WHAT IS EXPECTED:
Go through the data below line by line and count those containing the word "یکنواختی". Reply with the count only.

** Begin **

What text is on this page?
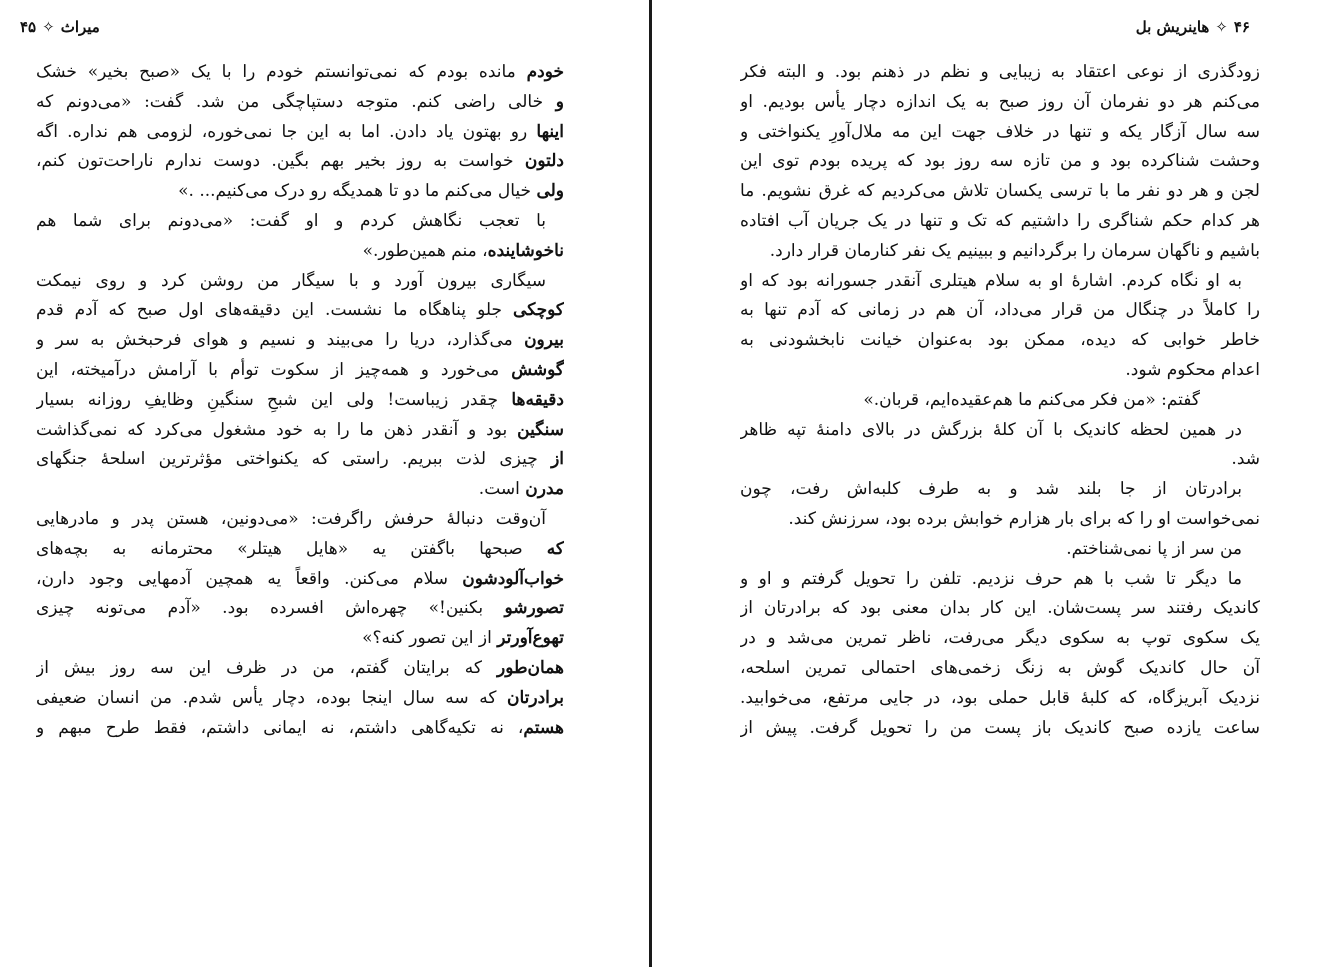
میراث✧۴۵
خودم مانده بودم که نمی‌توانستم خودم را با یک «صبح بخیر» خشک
و خالی راضی کنم. متوجه دستپاچگی من شد. گفت: «می‌دونم که
اینها رو بهتون یاد دادن. اما به این جا نمی‌خوره، لزومی هم نداره. اگه
دلتون خواست به روز بخیر بهم بگین. دوست ندارم ناراحت‌تون کنم،
ولی خیال می‌کنم ما دو تا همدیگه رو درک می‌کنیم... .»
با تعجب نگاهش کردم و او گفت: «می‌دونم برای شما هم
ناخوشاینده، منم همین‌طور.»
سیگاری بیرون آورد و با سیگار من روشن کرد و روی نیمکت
کوچکی جلو پناهگاه ما نشست. این دقیقه‌های اول صبح که آدم قدم
بیرون می‌گذارد، دریا را می‌بیند و نسیم و هوای فرحبخش به سر و
گوشش می‌خورد و همه‌چیز از سکوت توأم با آرامش درآمیخته، این
دقیقه‌ها چقدر زیباست! ولی این شبحِ سنگینِ وظایفِ روزانه بسیار
سنگین بود و آنقدر ذهن ما را به خود مشغول می‌کرد که نمی‌گذاشت
از چیزی لذت ببریم. راستی که یکنواختی مؤثرترین اسلحهٔ جنگهای
مدرن است.
آن‌وقت دنبالهٔ حرفش راگرفت: «می‌دونین، هستن پدر و مادرهایی
که صبحها باگفتن یه «هایل هیتلر» محترمانه به بچه‌های
خواب‌آلودشون سلام می‌کنن. واقعاً یه همچین آدمهایی وجود دارن،
تصورشو بکنین!» چهره‌اش افسرده بود. «آدم می‌تونه چیزی
تهوع‌آورتر از این تصور کنه؟»
همان‌طور که برایتان گفتم، من در ظرف این سه روز بیش از
برادرتان که سه سال اینجا بوده، دچار یأس شدم. من انسان ضعیفی
هستم، نه تکیه‌گاهی داشتم، نه ایمانی داشتم، فقط طرح مبهم و
۴۶✧هاینریش بل
زودگذری از نوعی اعتقاد به زیبایی و نظم در ذهنم بود. و البته فکر
می‌کنم هر دو نفرمان آن روز صبح به یک اندازه دچار یأس بودیم. او
سه سال آزگار یکه و تنها در خلاف جهت این مه ملال‌آورِ یکنواختی و
وحشت شناکرده بود و من تازه سه روز بود که پریده بودم توی این
لجن و هر دو نفر ما با ترسی یکسان تلاش می‌کردیم که غرق نشویم. ما
هر کدام حکم شناگری را داشتیم که تک و تنها در یک جریان آب افتاده
باشیم و ناگهان سرمان را برگردانیم و ببینیم یک نفر کنارمان قرار دارد.
به او نگاه کردم. اشارهٔ او به سلام هیتلری آنقدر جسورانه بود که او
را کاملاً در چنگال من قرار می‌داد، آن هم در زمانی که آدم تنها به
خاطر خوابی که دیده، ممکن بود به‌عنوان خیانت نابخشودنی به
اعدام محکوم شود.
گفتم: «من فکر می‌کنم ما هم‌عقیده‌ایم، قربان.»
در همین لحظه کاندیک با آن کلهٔ بزرگش در بالای دامنهٔ تپه ظاهر
شد.
برادرتان از جا بلند شد و به طرف کلبه‌اش رفت، چون
نمی‌خواست او را که برای بار هزارم خوابش برده بود، سرزنش کند.
من سر از پا نمی‌شناختم.
ما دیگر تا شب با هم حرف نزدیم. تلفن را تحویل گرفتم و او و
کاندیک رفتند سر پست‌شان. این کار بدان معنی بود که برادرتان از
یک سکوی توپ به سکوی دیگر می‌رفت، ناظر تمرین می‌شد و در
آن حال کاندیک گوش به زنگ زخمی‌های احتمالی تمرین اسلحه،
نزدیک آبریزگاه، که کلبهٔ قابل حملی بود، در جایی مرتفع، می‌خوابید.
ساعت یازده صبح کاندیک باز پست من را تحویل گرفت. پیش از
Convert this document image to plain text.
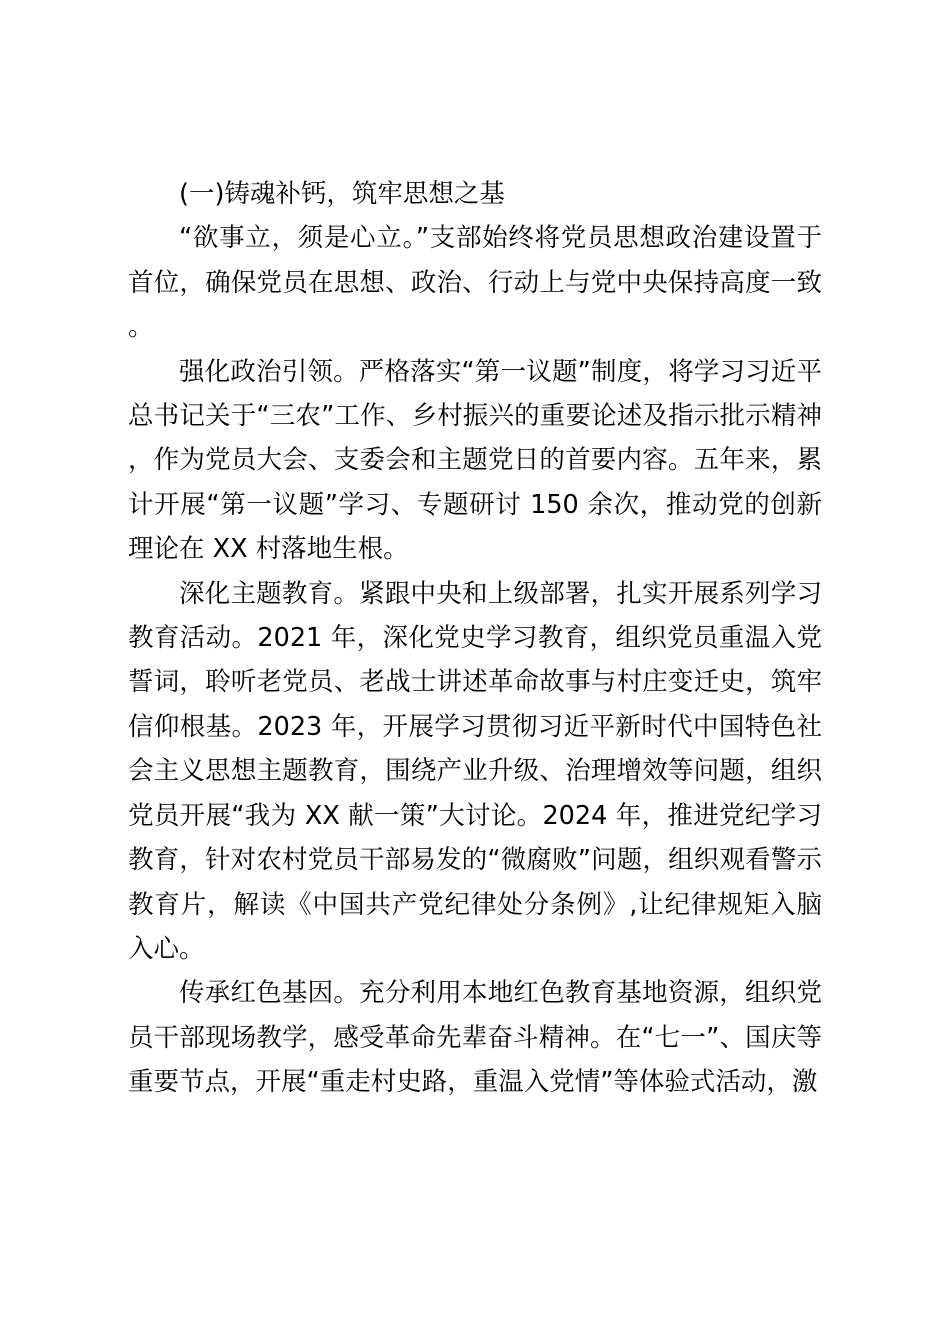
(一)铸魂补钙，筑牢思想之基

“欲事立，须是心立。”支部始终将党员思想政治建设置于首位，确保党员在思想、政治、行动上与党中央保持高度一致。

强化政治引领。严格落实“第一议题”制度，将学习习近平总书记关于“三农”工作、乡村振兴的重要论述及指示批示精神，作为党员大会、支委会和主题党日的首要内容。五年来，累计开展“第一议题”学习、专题研讨 150 余次，推动党的创新理论在 XX 村落地生根。

深化主题教育。紧跟中央和上级部署，扎实开展系列学习教育活动。2021 年，深化党史学习教育，组织党员重温入党誓词，聆听老党员、老战士讲述革命故事与村庄变迁史，筑牢信仰根基。2023 年，开展学习贯彻习近平新时代中国特色社会主义思想主题教育，围绕产业升级、治理增效等问题，组织党员开展“我为 XX 献一策”大讨论。2024 年，推进党纪学习教育，针对农村党员干部易发的“微腐败”问题，组织观看警示教育片，解读《中国共产党纪律处分条例》,让纪律规矩入脑入心。

传承红色基因。充分利用本地红色教育基地资源，组织党员干部现场教学，感受革命先辈奋斗精神。在“七一”、国庆等重要节点，开展“重走村史路，重温入党情”等体验式活动，激
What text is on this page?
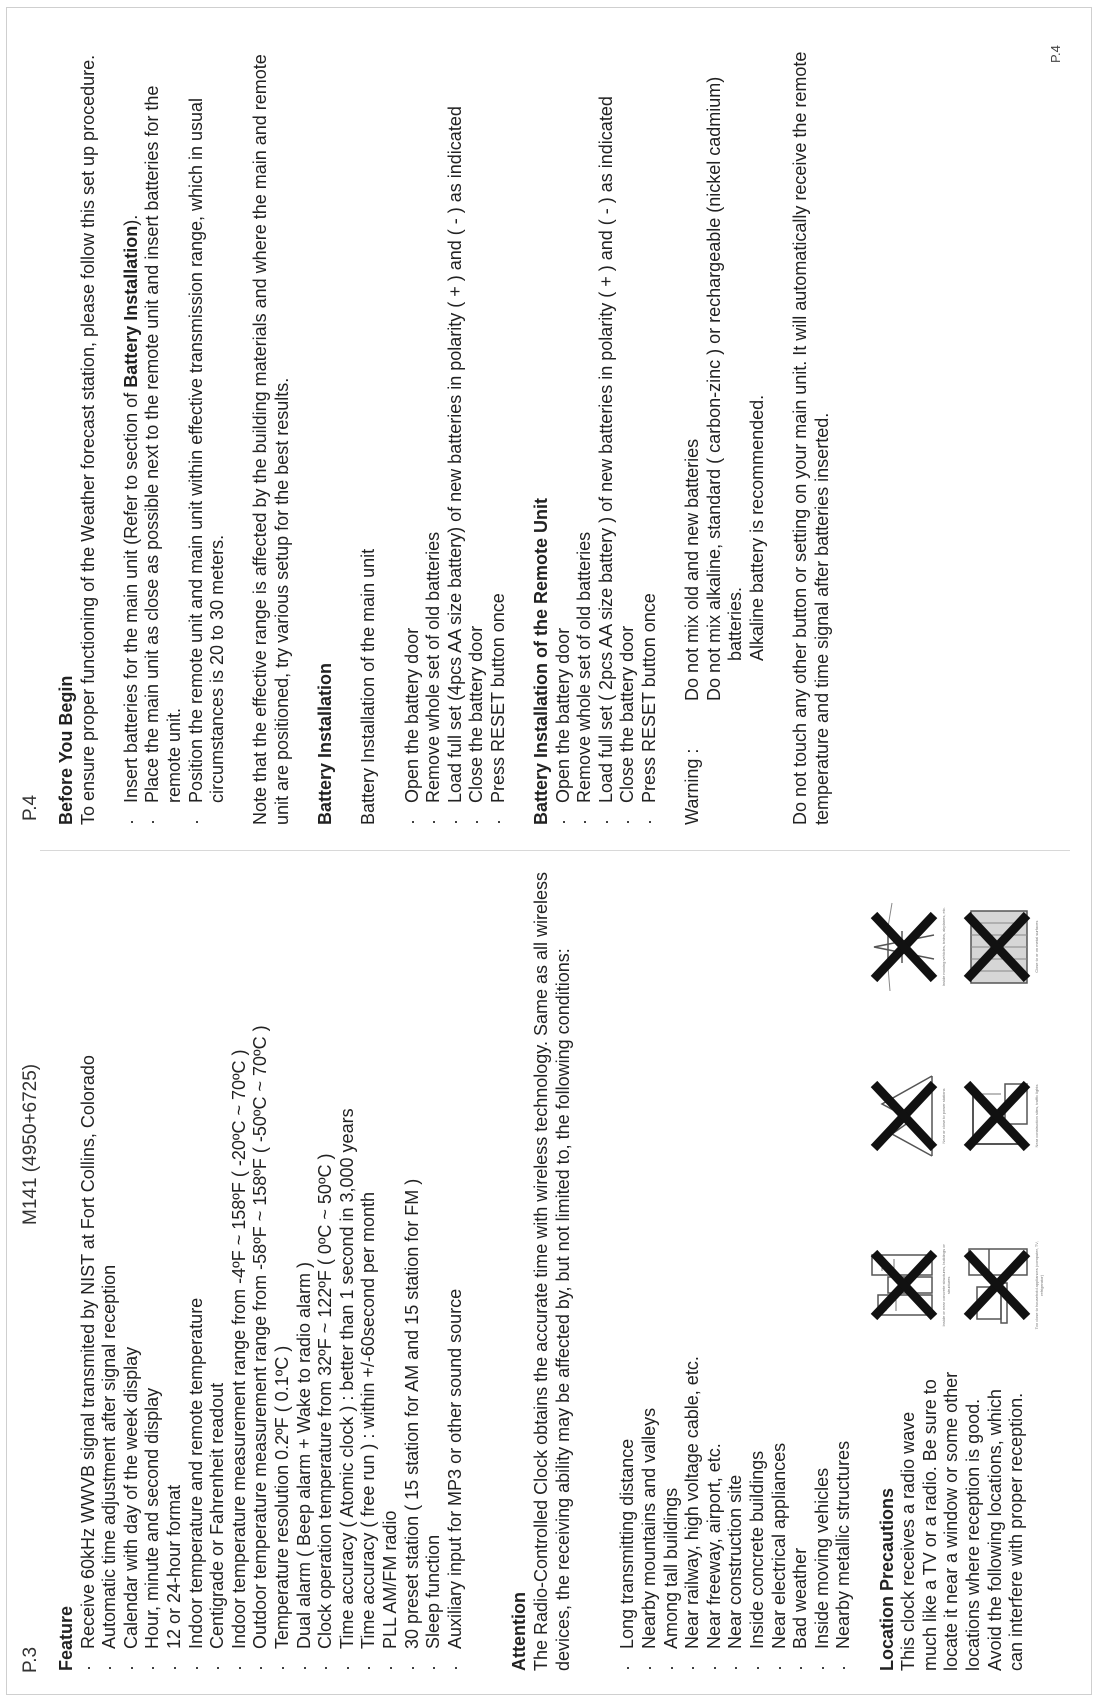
P.3
M141 (4950+6725)
P.4

Feature ·
Receive 60kHz WWVB signal transmited by NIST at Fort Collins, Colorado
·
Automatic time adjustment after signal reception
·
Calendar with day of the week display
·
Hour, minute and second display
·
12 or 24-hour format
·
Indoor temperature and remote temperature
·
Centigrade or Fahrenheit readout
·
Indoor temperature measurement range from -4ºF ~ 158ºF ( -20ºC ~ 70ºC )
·
Outdoor temperature measurement range from -58ºF ~ 158ºF ( -50ºC ~ 70ºC )
·
Temperature resolution 0.2ºF ( 0.1ºC )
·
Dual alarm ( Beep alarm + Wake to radio alarm )
·
Clock operation temperature from 32ºF ~ 122ºF ( 0ºC ~ 50ºC )
·
Time accuracy ( Atomic clock ) : better than 1 second in 3,000 years
·
Time accuracy ( free run ) : within +/-60second per month
·
PLL AM/FM radio
·
30 preset station ( 15 station for AM and 15 station for FM )
·
Sleep function
·
Auxiliary input for MP3 or other sound source Attention The Radio-Controlled Clock obtains the accurate time with wireless technology. Same as all wireless devices, the receiving ability may be affected by, but not limited to, the following conditions: ·
Long transmitting distance
·
Nearby mountains and valleys
·
Among tall buildings
·
Near railway, high voltage cable, etc.
·
Near freeway, airport, etc.
·
Near construction site
·
Inside concrete buildings
·
Near electrical appliances
·
Bad weather
·
Inside moving vehicles
·
Nearby metallic structures Location Precautions This clock receives a radio wave much like a TV or a radio. Be sure to locate it near a window or some other locations where reception is good. Avoid the following locations, which can interfere with proper reception.

Inside or near concrete structures, buildings or structures
Near or close to power stations
Inside moving vehicles, trains, airplanes, etc.
Too close to household appliances (computer, TV, refrigerator)
Near construction sites, traffic lights
Close to or on metal surfaces

Before You Begin To ensure proper functioning of the Weather forecast station, please follow this set up procedure. ·
Insert batteries for the main unit (Refer to section of Battery Installation).
·
Place the main unit as close as possible next to the remote unit and insert batteries for the remote unit.
·
Position the remote unit and main unit within effective transmission range, which in usual circumstances is 20 to 30 meters. Note that the effective range is affected by the building materials and where the main and remote unit are positioned, try various setup for the best results. Battery Installation Battery Installation of the main unit ·
Open the battery door
·
Remove whole set of old batteries
·
Load full set (4pcs AA size battery) of new batteries in polarity ( + ) and ( - ) as indicated
·
Close the battery door
·
Press RESET button once Battery Installation of the Remote Unit ·
Open the battery door
·
Remove whole set of old batteries
·
Load full set ( 2pcs AA size battery ) of new batteries in polarity ( + ) and ( - ) as indicated
·
Close the battery door
·
Press RESET button once Warning :

Do not mix old and new batteries Do not mix alkaline, standard ( carbon-zinc ) or rechargeable (nickel cadmium) batteries. Alkaline battery is recommended. Do not touch any other button or setting on your main unit. It will automatically receive the remote temperature and time signal after batteries inserted.

P.4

** End **

RESULT OF THIS EXERCISE:
2